## [DOCUMENT PASSAGE]
Archaeologists have unearthed a trove of skulls in Mexico that may have once belonged to human sacrifice victims. The skulls, which date between A.D. 600 and 850, may also shatter existing notions about the ancient culture of the area.
The gruesome find, described in the January issue of the journal Latin American Antiquity, was located in an otherwise empty field that once held a vast lake, but was miles from the nearest major city of the day, said study co-author Christopher Morehart, an archaeologist at Georgia State University.
“It’s absolutely remarkable to think about this little nothing on the landscape having potentially evidence of the largest mass human sacrifice in ancient Meso-America,” Morehart said.
Middle of nowhere
Morehart and his colleagues were using satellite imagery to map ancient canals, irrigation channels and lakes that used to surround the kingdom of Teotihuacan (home to the Pyramid of the Sun), about 30 miles (50 kilometers) from Mexico City. The vast ancient kingdom flourished from around A.D 200 to 650, though who built it remains a mystery.
In a now drained lake called Lake Xaltocan, around which was essentially rural farmland at the time, Morehart stumbled upon a site with evidence of looting.

Structured page-parsing data

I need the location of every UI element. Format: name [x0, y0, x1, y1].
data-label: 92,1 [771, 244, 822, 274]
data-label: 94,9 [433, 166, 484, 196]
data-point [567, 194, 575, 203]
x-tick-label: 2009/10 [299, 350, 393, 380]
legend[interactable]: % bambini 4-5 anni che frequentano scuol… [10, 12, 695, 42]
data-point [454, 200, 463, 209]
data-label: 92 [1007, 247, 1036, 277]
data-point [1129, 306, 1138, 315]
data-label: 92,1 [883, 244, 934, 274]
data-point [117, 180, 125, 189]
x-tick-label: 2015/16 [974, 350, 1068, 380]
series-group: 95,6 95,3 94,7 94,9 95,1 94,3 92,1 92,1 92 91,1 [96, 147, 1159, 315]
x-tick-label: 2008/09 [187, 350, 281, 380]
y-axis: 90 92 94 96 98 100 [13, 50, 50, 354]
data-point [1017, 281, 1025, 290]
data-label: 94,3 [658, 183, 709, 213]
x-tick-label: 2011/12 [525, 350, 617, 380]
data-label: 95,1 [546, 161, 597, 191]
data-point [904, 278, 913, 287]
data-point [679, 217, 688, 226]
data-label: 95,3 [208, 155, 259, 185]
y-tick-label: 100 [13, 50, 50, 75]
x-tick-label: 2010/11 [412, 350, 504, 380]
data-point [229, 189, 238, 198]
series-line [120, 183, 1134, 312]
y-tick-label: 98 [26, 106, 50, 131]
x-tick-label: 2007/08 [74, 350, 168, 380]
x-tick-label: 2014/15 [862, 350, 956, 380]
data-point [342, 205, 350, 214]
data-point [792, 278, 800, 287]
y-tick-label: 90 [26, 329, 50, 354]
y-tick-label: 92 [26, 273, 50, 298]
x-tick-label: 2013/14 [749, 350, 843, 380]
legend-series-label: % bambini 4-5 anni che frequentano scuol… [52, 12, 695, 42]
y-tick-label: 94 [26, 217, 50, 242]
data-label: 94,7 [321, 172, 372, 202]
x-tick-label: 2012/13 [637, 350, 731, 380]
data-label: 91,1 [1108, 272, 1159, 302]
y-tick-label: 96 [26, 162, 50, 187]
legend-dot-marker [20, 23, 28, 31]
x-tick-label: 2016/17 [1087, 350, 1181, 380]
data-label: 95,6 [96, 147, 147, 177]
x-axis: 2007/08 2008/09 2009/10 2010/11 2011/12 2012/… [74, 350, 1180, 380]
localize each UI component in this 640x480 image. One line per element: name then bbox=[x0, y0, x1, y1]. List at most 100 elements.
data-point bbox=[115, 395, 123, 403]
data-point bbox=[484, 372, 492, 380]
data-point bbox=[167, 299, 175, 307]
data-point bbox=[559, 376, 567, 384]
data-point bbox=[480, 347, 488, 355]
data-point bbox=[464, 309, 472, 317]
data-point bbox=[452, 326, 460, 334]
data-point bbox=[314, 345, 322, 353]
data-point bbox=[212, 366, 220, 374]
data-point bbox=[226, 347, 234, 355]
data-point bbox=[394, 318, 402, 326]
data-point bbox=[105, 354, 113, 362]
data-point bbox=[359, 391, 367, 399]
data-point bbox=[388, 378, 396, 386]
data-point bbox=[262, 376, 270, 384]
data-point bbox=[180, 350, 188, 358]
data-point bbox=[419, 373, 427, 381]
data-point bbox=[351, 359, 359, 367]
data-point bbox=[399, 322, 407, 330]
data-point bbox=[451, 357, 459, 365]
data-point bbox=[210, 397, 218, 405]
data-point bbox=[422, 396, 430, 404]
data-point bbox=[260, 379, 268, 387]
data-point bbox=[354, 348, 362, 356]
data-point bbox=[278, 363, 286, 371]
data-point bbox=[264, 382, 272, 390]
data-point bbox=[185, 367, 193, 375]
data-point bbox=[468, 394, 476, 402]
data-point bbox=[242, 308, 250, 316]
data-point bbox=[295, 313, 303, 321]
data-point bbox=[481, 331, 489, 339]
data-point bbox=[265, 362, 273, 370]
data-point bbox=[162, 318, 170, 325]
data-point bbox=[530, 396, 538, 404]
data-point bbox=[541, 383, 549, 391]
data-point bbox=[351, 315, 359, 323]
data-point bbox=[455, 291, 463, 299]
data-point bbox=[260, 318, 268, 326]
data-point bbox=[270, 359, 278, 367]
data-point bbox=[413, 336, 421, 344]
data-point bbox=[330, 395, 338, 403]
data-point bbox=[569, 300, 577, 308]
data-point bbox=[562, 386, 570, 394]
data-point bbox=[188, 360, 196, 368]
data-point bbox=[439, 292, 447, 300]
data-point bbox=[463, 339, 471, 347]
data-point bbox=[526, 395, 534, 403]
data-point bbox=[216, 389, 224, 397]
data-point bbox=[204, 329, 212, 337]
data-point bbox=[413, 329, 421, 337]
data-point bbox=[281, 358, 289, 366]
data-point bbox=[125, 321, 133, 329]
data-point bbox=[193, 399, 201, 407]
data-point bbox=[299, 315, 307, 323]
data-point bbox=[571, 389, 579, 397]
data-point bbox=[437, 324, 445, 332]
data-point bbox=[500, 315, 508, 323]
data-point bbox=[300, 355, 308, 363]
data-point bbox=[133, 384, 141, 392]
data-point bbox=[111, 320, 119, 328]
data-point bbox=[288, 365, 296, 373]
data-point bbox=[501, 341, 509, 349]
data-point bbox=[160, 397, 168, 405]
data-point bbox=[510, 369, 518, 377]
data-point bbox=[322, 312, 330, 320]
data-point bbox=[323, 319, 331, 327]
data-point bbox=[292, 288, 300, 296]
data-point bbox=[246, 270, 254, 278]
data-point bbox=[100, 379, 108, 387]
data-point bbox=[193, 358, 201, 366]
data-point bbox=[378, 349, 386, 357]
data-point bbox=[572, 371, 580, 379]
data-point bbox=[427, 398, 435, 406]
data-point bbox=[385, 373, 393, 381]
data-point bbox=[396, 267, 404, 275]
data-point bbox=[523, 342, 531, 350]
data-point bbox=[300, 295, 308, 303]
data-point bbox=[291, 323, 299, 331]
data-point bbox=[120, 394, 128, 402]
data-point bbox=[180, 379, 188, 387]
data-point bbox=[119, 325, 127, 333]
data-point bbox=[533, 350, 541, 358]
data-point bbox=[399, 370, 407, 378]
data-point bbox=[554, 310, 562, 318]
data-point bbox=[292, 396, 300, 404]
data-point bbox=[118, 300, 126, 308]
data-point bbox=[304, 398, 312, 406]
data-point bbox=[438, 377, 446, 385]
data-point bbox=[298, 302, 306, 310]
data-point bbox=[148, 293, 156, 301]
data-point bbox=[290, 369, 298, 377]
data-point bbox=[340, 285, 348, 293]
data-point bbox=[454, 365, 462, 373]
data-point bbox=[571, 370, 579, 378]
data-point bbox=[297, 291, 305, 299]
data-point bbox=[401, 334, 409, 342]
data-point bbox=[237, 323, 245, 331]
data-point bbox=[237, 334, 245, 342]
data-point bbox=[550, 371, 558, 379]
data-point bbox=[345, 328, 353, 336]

## [ASSIGNED TASK]
Please rewrite the part of the passage on the Mexican skulls that opens with the words "Archaeologists have unearthed" and closes with "Georgia State University.", updating every "skulls" to "crania". The entries are not needed for any of this work.

## [SOLUTION]
Archaeologists have unearthed a trove of crania in Mexico that may have once belonged to human sacrifice victims. The crania, which date between A.D. 600 and 850, may also shatter existing notions about the ancient culture of the area.
The gruesome find, described in the January issue of the journal Latin American Antiquity, was located in an otherwise empty field that once held a vast lake, but was miles from the nearest major city of the day, said study co-author Christopher Morehart, an archaeologist at Georgia State University.